[START OF PROVIDED RECORDS]
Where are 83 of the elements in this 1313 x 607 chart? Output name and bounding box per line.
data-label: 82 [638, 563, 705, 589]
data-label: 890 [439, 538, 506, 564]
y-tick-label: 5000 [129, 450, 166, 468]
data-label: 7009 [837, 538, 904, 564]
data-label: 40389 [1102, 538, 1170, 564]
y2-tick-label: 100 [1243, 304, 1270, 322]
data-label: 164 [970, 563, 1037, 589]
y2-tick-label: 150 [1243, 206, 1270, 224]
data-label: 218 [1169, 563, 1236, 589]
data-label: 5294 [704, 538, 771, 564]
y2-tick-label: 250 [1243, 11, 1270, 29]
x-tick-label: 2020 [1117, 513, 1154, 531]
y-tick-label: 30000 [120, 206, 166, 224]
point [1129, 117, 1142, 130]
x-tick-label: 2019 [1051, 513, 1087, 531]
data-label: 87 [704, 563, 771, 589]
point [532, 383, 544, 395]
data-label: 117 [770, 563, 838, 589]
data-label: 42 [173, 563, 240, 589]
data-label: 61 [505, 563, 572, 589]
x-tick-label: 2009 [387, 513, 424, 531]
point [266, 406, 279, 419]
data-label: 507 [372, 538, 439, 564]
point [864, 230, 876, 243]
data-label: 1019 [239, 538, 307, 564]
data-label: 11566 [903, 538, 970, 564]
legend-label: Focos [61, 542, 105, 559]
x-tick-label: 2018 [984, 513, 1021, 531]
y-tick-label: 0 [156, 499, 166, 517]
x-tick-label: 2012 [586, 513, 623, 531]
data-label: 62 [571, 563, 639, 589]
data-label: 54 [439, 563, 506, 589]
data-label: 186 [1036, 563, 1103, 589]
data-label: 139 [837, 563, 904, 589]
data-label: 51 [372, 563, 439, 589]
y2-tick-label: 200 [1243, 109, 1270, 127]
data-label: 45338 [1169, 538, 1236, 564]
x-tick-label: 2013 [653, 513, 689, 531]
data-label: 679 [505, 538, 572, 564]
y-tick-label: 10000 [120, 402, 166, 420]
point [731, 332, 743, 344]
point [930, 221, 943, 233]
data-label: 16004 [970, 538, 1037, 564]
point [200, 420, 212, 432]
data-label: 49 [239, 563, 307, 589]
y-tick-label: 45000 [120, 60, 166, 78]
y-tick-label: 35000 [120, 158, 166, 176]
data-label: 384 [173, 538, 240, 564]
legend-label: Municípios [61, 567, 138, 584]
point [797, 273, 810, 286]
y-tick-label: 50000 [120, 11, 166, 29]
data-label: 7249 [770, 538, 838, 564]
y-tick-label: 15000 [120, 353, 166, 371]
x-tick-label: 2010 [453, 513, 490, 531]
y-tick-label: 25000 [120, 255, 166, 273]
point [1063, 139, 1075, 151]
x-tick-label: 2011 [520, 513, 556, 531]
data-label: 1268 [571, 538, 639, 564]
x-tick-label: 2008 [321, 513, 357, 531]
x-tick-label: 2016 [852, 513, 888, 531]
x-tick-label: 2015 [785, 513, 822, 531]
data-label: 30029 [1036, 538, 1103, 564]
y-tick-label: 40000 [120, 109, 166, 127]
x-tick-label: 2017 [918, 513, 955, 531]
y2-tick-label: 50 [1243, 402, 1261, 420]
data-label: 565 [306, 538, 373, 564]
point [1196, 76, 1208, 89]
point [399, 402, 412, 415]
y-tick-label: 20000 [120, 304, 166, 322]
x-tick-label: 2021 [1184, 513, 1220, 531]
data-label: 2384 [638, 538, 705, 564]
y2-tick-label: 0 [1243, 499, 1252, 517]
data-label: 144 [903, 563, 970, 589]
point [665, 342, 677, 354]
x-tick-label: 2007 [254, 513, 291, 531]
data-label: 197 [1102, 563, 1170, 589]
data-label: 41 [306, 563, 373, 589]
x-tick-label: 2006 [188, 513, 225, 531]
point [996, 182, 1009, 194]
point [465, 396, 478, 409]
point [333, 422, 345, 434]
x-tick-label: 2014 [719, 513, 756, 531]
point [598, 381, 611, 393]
[END OF PROVIDED RECORDS]
▶ EXERCISE AIM:
Copy every line of the data above without changing a single character.

▶ WRITTEN SOLUTION:
Where are 83 of the elements in this 1313 x 607 chart? Output name and bounding box per line.
data-label: 82 [638, 563, 705, 589]
data-label: 890 [439, 538, 506, 564]
y-tick-label: 5000 [129, 450, 166, 468]
data-label: 7009 [837, 538, 904, 564]
data-label: 40389 [1102, 538, 1170, 564]
y2-tick-label: 100 [1243, 304, 1270, 322]
data-label: 164 [970, 563, 1037, 589]
y2-tick-label: 150 [1243, 206, 1270, 224]
data-label: 218 [1169, 563, 1236, 589]
data-label: 5294 [704, 538, 771, 564]
y2-tick-label: 250 [1243, 11, 1270, 29]
x-tick-label: 2020 [1117, 513, 1154, 531]
y-tick-label: 30000 [120, 206, 166, 224]
point [1129, 117, 1142, 130]
x-tick-label: 2019 [1051, 513, 1087, 531]
data-label: 87 [704, 563, 771, 589]
point [532, 383, 544, 395]
data-label: 117 [770, 563, 838, 589]
data-label: 42 [173, 563, 240, 589]
data-label: 61 [505, 563, 572, 589]
x-tick-label: 2009 [387, 513, 424, 531]
point [266, 406, 279, 419]
data-label: 507 [372, 538, 439, 564]
point [864, 230, 876, 243]
data-label: 1019 [239, 538, 307, 564]
data-label: 11566 [903, 538, 970, 564]
legend-label: Focos [61, 542, 105, 559]
x-tick-label: 2018 [984, 513, 1021, 531]
y-tick-label: 0 [156, 499, 166, 517]
x-tick-label: 2012 [586, 513, 623, 531]
data-label: 62 [571, 563, 639, 589]
data-label: 54 [439, 563, 506, 589]
data-label: 186 [1036, 563, 1103, 589]
data-label: 139 [837, 563, 904, 589]
data-label: 51 [372, 563, 439, 589]
y2-tick-label: 200 [1243, 109, 1270, 127]
data-label: 45338 [1169, 538, 1236, 564]
x-tick-label: 2013 [653, 513, 689, 531]
data-label: 679 [505, 538, 572, 564]
y-tick-label: 10000 [120, 402, 166, 420]
point [731, 332, 743, 344]
point [930, 221, 943, 233]
data-label: 16004 [970, 538, 1037, 564]
point [200, 420, 212, 432]
data-label: 49 [239, 563, 307, 589]
y-tick-label: 45000 [120, 60, 166, 78]
y-tick-label: 35000 [120, 158, 166, 176]
data-label: 384 [173, 538, 240, 564]
legend-label: Municípios [61, 567, 138, 584]
point [797, 273, 810, 286]
y-tick-label: 50000 [120, 11, 166, 29]
data-label: 7249 [770, 538, 838, 564]
y-tick-label: 15000 [120, 353, 166, 371]
x-tick-label: 2010 [453, 513, 490, 531]
y-tick-label: 25000 [120, 255, 166, 273]
point [1063, 139, 1075, 151]
x-tick-label: 2011 [520, 513, 556, 531]
data-label: 1268 [571, 538, 639, 564]
x-tick-label: 2008 [321, 513, 357, 531]
x-tick-label: 2016 [852, 513, 888, 531]
x-tick-label: 2015 [785, 513, 822, 531]
data-label: 30029 [1036, 538, 1103, 564]
y-tick-label: 40000 [120, 109, 166, 127]
x-tick-label: 2017 [918, 513, 955, 531]
y2-tick-label: 50 [1243, 402, 1261, 420]
data-label: 565 [306, 538, 373, 564]
point [1196, 76, 1208, 89]
point [399, 402, 412, 415]
y-tick-label: 20000 [120, 304, 166, 322]
x-tick-label: 2021 [1184, 513, 1220, 531]
data-label: 2384 [638, 538, 705, 564]
y2-tick-label: 0 [1243, 499, 1252, 517]
data-label: 144 [903, 563, 970, 589]
point [665, 342, 677, 354]
x-tick-label: 2007 [254, 513, 291, 531]
data-label: 197 [1102, 563, 1170, 589]
data-label: 41 [306, 563, 373, 589]
x-tick-label: 2006 [188, 513, 225, 531]
point [996, 182, 1009, 194]
point [465, 396, 478, 409]
point [333, 422, 345, 434]
x-tick-label: 2014 [719, 513, 756, 531]
point [598, 381, 611, 393]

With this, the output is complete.